▸ INSTRUCTIONS TO FOLLOW: Output each line exactly as it appears, skipping any embedded picture.

(Raw records)

┄┄┄┄┄┄

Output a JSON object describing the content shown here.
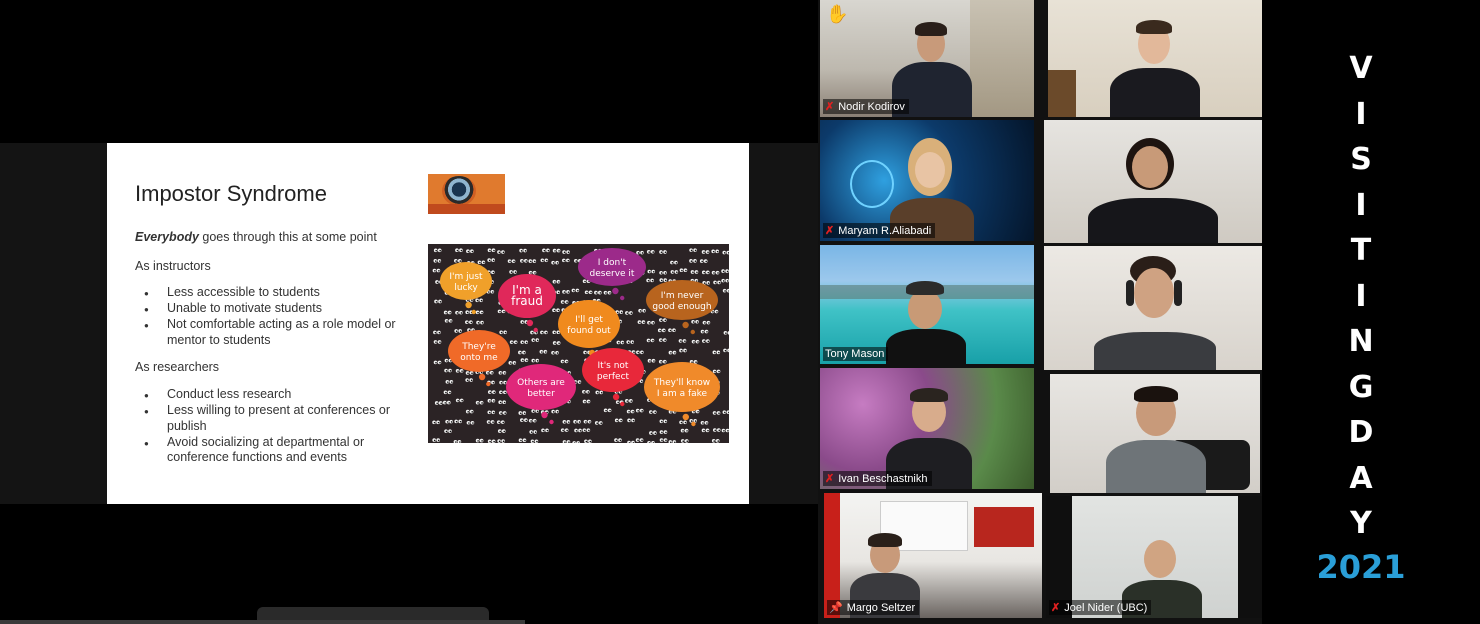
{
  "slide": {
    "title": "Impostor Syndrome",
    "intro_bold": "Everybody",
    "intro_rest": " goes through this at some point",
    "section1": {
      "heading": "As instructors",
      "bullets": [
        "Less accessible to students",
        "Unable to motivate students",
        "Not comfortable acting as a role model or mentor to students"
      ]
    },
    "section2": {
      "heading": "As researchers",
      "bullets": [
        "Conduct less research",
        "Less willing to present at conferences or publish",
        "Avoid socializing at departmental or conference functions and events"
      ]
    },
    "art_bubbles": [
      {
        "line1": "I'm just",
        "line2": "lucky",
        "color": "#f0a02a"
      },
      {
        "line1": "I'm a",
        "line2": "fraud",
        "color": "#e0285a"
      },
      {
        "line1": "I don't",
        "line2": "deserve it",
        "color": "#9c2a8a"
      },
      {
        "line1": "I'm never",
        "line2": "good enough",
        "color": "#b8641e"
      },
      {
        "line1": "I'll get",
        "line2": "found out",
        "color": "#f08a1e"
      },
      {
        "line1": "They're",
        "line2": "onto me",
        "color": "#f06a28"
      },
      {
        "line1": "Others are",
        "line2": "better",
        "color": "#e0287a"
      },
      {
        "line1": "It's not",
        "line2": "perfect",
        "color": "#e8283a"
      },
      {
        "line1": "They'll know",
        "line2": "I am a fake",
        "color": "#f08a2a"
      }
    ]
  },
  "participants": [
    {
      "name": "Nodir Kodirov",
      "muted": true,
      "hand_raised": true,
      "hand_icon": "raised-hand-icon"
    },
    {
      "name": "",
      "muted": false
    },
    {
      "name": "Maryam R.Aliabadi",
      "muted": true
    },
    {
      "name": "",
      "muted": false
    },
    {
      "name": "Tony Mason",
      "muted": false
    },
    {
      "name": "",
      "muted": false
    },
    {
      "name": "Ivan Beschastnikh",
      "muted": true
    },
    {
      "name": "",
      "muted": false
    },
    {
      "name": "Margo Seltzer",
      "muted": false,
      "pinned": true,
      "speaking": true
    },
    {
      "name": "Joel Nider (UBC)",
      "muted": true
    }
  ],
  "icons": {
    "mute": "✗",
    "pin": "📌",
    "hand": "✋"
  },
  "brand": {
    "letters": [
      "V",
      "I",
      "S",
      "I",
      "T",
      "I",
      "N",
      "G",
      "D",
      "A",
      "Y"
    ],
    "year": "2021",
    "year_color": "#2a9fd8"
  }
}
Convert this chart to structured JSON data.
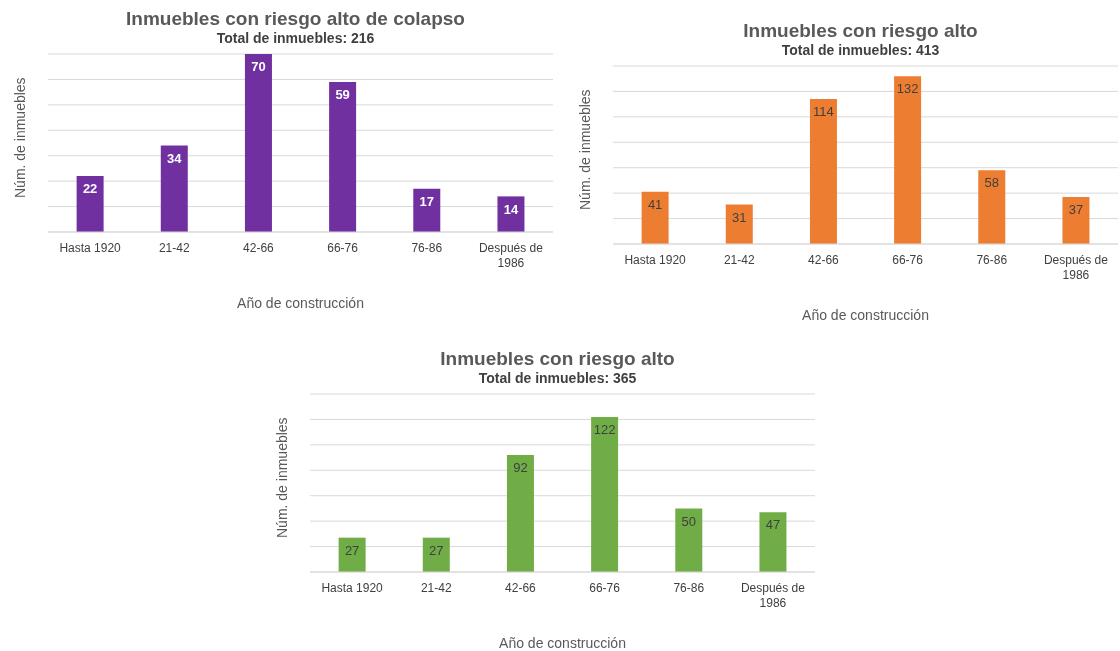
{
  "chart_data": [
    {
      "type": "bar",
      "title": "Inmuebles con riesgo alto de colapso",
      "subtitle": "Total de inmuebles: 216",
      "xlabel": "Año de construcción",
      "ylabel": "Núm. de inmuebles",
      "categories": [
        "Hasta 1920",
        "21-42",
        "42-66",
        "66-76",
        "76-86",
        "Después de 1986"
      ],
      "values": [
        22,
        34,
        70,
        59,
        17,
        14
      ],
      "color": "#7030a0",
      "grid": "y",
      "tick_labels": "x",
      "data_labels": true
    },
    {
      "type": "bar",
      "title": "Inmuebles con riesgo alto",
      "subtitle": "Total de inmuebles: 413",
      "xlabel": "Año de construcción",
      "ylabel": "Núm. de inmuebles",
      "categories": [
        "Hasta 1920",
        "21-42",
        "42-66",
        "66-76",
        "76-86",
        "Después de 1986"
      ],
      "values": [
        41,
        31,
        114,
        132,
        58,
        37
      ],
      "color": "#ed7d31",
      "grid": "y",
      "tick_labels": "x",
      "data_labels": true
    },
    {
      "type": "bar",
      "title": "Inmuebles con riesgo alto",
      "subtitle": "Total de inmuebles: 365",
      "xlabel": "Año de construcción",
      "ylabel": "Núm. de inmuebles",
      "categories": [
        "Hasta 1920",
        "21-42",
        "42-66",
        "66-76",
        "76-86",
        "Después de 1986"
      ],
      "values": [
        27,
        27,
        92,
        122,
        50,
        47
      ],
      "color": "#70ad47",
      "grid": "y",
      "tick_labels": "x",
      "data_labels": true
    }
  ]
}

┄┄┄┄┄┄

▸ WRITTEN REPLY:
Output a JSON object describing the content shown here.
{
  "slide": {
    "title": "Impostor Syndrome",
    "intro_bold": "Everybody",
    "intro_rest": " goes through this at some point",
    "section1": {
      "heading": "As instructors",
      "bullets": [
        "Less accessible to students",
        "Unable to motivate students",
        "Not comfortable acting as a role model or mentor to students"
      ]
    },
    "section2": {
      "heading": "As researchers",
      "bullets": [
        "Conduct less research",
        "Less willing to present at conferences or publish",
        "Avoid socializing at departmental or conference functions and events"
      ]
    },
    "art_bubbles": [
      {
        "line1": "I'm just",
        "line2": "lucky",
        "color": "#f0a02a"
      },
      {
        "line1": "I'm a",
        "line2": "fraud",
        "color": "#e0285a"
      },
      {
        "line1": "I don't",
        "line2": "deserve it",
        "color": "#9c2a8a"
      },
      {
        "line1": "I'm never",
        "line2": "good enough",
        "color": "#b8641e"
      },
      {
        "line1": "I'll get",
        "line2": "found out",
        "color": "#f08a1e"
      },
      {
        "line1": "They're",
        "line2": "onto me",
        "color": "#f06a28"
      },
      {
        "line1": "Others are",
        "line2": "better",
        "color": "#e0287a"
      },
      {
        "line1": "It's not",
        "line2": "perfect",
        "color": "#e8283a"
      },
      {
        "line1": "They'll know",
        "line2": "I am a fake",
        "color": "#f08a2a"
      }
    ]
  },
  "participants": [
    {
      "name": "Nodir Kodirov",
      "muted": true,
      "hand_raised": true,
      "hand_icon": "raised-hand-icon"
    },
    {
      "name": "",
      "muted": false
    },
    {
      "name": "Maryam R.Aliabadi",
      "muted": true
    },
    {
      "name": "",
      "muted": false
    },
    {
      "name": "Tony Mason",
      "muted": false
    },
    {
      "name": "",
      "muted": false
    },
    {
      "name": "Ivan Beschastnikh",
      "muted": true
    },
    {
      "name": "",
      "muted": false
    },
    {
      "name": "Margo Seltzer",
      "muted": false,
      "pinned": true,
      "speaking": true
    },
    {
      "name": "Joel Nider (UBC)",
      "muted": true
    }
  ],
  "icons": {
    "mute": "✗",
    "pin": "📌",
    "hand": "✋"
  },
  "brand": {
    "letters": [
      "V",
      "I",
      "S",
      "I",
      "T",
      "I",
      "N",
      "G",
      "D",
      "A",
      "Y"
    ],
    "year": "2021",
    "year_color": "#2a9fd8"
  }
}
Convert this chart to structured JSON data.
{
  "chart_data": [
    {
      "type": "bar",
      "title": "Inmuebles con riesgo alto de colapso",
      "subtitle": "Total de inmuebles: 216",
      "xlabel": "Año de construcción",
      "ylabel": "Núm. de inmuebles",
      "categories": [
        "Hasta 1920",
        "21-42",
        "42-66",
        "66-76",
        "76-86",
        "Después de 1986"
      ],
      "values": [
        22,
        34,
        70,
        59,
        17,
        14
      ],
      "color": "#7030a0",
      "grid": "y",
      "tick_labels": "x",
      "data_labels": true
    },
    {
      "type": "bar",
      "title": "Inmuebles con riesgo alto",
      "subtitle": "Total de inmuebles: 413",
      "xlabel": "Año de construcción",
      "ylabel": "Núm. de inmuebles",
      "categories": [
        "Hasta 1920",
        "21-42",
        "42-66",
        "66-76",
        "76-86",
        "Después de 1986"
      ],
      "values": [
        41,
        31,
        114,
        132,
        58,
        37
      ],
      "color": "#ed7d31",
      "grid": "y",
      "tick_labels": "x",
      "data_labels": true
    },
    {
      "type": "bar",
      "title": "Inmuebles con riesgo alto",
      "subtitle": "Total de inmuebles: 365",
      "xlabel": "Año de construcción",
      "ylabel": "Núm. de inmuebles",
      "categories": [
        "Hasta 1920",
        "21-42",
        "42-66",
        "66-76",
        "76-86",
        "Después de 1986"
      ],
      "values": [
        27,
        27,
        92,
        122,
        50,
        47
      ],
      "color": "#70ad47",
      "grid": "y",
      "tick_labels": "x",
      "data_labels": true
    }
  ]
}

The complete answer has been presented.